= Texte fourni =
Myriam Boucher

Compositrice et artiste vidéo, Myriam Boucher vit et travaille à Montréal au Canada.
Elle a obtenu un baccalauréat en musiques numériques de l’Université de Montréal en 2017. Elle est actuellement doctorante en composition vidéomusicale à l’Université de Montréal et a reçu la bourse Joseph-Armand Bombardier.
Son travail sensible et polymorphe porte sur le rapport organique entre la musique, le son et l’image. Fascinée par la nature, elle crée de la musique visuelle inspirée du paysage et du rapport que l’être humain entretient avec celui-ci. Sa création est orientée vers des œuvres de musique visuelle, de performance audiovisuelle, de projets immersifs et du Vjing. Les compositions de Myriam Boucher prennent forme au sein d’œuvres de vidéomusiques et de performances audiovisuelles solos, collaboratives et pour ensembles.
Son travail a été présenté dans plus d’une centaine d’évènements et de festivals internationaux, dont Mutek (CA, AE), Kontakte (DE), Igloofest (CA), Rendez-vous du cinéma québécois (CA), le Musée d’art moderne et contemporain de Strasbourg (FR) et Akousma (CA).

= Données fournies =
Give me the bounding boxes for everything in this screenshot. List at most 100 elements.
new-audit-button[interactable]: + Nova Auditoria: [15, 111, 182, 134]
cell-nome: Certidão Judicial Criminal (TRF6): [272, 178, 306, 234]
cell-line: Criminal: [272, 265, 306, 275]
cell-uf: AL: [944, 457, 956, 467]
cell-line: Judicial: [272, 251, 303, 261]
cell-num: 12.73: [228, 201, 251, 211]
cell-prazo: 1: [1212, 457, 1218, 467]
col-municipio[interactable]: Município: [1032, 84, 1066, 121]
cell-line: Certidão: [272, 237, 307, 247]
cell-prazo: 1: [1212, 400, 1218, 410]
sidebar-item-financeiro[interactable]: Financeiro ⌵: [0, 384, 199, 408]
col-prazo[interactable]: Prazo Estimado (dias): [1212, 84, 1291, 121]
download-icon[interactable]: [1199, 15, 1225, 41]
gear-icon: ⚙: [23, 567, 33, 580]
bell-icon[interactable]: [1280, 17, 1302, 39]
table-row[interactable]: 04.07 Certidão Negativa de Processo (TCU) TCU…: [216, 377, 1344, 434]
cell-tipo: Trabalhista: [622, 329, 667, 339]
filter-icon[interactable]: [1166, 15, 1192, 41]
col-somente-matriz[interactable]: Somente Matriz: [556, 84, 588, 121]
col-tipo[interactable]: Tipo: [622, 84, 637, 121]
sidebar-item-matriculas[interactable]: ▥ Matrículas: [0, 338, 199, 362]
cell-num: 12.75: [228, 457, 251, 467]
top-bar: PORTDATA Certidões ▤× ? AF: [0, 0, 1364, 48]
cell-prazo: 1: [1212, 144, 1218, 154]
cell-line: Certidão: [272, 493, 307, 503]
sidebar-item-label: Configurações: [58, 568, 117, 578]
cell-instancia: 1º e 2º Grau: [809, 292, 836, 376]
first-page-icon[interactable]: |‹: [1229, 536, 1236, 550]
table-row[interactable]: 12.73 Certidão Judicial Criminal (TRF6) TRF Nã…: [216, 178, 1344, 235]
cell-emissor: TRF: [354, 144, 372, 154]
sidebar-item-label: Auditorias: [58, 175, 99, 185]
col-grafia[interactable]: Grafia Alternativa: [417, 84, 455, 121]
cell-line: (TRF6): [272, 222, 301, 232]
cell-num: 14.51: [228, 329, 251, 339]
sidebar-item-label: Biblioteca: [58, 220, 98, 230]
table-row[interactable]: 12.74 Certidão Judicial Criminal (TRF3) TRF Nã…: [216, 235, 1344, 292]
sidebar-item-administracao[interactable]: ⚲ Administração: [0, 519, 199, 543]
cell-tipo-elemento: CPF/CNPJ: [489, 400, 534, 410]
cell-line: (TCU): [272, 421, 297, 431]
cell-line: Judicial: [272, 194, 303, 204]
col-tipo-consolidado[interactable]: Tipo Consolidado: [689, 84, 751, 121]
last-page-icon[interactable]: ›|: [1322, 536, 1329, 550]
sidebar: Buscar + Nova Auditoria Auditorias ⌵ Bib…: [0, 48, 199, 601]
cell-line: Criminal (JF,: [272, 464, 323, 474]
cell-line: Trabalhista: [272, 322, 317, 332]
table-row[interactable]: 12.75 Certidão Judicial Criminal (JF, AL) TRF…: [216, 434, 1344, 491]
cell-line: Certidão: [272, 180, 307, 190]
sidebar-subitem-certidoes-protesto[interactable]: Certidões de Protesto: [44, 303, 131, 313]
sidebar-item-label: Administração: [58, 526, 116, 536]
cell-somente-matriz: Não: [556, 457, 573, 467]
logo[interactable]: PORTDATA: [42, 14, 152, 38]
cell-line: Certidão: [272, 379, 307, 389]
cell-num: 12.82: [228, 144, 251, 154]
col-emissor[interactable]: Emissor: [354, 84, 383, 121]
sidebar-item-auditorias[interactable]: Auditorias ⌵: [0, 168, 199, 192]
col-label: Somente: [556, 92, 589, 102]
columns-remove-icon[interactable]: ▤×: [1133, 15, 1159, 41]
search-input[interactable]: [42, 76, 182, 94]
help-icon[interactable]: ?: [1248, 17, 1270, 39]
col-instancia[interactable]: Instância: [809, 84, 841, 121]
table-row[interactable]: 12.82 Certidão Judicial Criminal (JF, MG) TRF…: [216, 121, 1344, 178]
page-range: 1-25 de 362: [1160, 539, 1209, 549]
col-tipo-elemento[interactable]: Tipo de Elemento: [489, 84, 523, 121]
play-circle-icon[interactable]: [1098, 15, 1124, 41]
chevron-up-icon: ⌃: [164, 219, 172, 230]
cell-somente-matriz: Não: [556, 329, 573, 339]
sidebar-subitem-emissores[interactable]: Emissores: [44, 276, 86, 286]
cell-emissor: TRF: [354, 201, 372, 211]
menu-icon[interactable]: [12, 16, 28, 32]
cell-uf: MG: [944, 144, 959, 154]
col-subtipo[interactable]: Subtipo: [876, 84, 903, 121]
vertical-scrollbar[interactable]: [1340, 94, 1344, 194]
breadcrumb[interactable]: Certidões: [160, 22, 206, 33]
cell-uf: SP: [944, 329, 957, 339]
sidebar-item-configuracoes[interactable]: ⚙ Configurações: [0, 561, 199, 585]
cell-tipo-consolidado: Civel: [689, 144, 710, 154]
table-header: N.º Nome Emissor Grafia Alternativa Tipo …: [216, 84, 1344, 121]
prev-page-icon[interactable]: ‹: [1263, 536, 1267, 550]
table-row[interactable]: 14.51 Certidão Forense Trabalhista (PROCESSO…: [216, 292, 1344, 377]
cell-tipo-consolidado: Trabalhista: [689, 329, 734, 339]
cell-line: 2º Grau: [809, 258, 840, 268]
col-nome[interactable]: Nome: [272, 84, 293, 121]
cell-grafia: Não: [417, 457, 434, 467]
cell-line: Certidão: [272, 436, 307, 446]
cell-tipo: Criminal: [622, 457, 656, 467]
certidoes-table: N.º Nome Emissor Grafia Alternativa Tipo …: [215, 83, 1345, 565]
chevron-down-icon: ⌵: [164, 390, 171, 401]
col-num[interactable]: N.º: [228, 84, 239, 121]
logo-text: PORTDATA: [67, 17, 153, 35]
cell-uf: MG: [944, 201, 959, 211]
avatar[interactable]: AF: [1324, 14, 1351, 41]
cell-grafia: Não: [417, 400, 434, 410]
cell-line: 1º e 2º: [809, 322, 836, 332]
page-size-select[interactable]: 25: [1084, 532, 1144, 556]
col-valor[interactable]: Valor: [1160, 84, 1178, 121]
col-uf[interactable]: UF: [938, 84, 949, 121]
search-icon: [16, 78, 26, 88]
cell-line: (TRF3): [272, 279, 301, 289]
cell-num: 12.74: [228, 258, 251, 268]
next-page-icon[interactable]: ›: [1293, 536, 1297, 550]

= Travail à faire =
A. Reprenez tel quel le passage du texte fourni qui commence par « Elle a obtenu » et se poursuit jusqu'à « et pour ensembles. ».
B. D'après le texte fourni, dans quelle université et en quelle année Myriam Boucher a-t-elle obtenu son baccalauréat en musiques numériques ?
C. Résumez le texte fourni en deux phrases.
Les entrées n'ont aucun lien avec le texte fourni.

= Réponses par tâche =
A.
Elle a obtenu un baccalauréat en musiques numériques de l’Université de Montréal en 2017. Elle est actuellement doctorante en composition vidéomusicale à l’Université de Montréal et a reçu la bourse Joseph-Armand Bombardier.
Son travail sensible et polymorphe porte sur le rapport organique entre la musique, le son et l’image. Fascinée par la nature, elle crée de la musique visuelle inspirée du paysage et du rapport que l’être humain entretient avec celui-ci. Sa création est orientée vers des œuvres de musique visuelle, de performance audiovisuelle, de projets immersifs et du Vjing. Les compositions de Myriam Boucher prennent forme au sein d’œuvres de vidéomusiques et de performances audiovisuelles solos, collaboratives et pour ensembles.

B. À l'Université de Montréal, en 2017.

C. Myriam Boucher, compositrice et artiste vidéo qui vit et travaille à Montréal, est doctorante en composition vidéomusicale à l'Université de Montréal, où elle a obtenu un baccalauréat en musiques numériques en 2017. Inspirée par la nature et le paysage, elle crée de la musique visuelle, des performances audiovisuelles et des projets immersifs, présentés dans plus d'une centaine d'évènements et de festivals internationaux.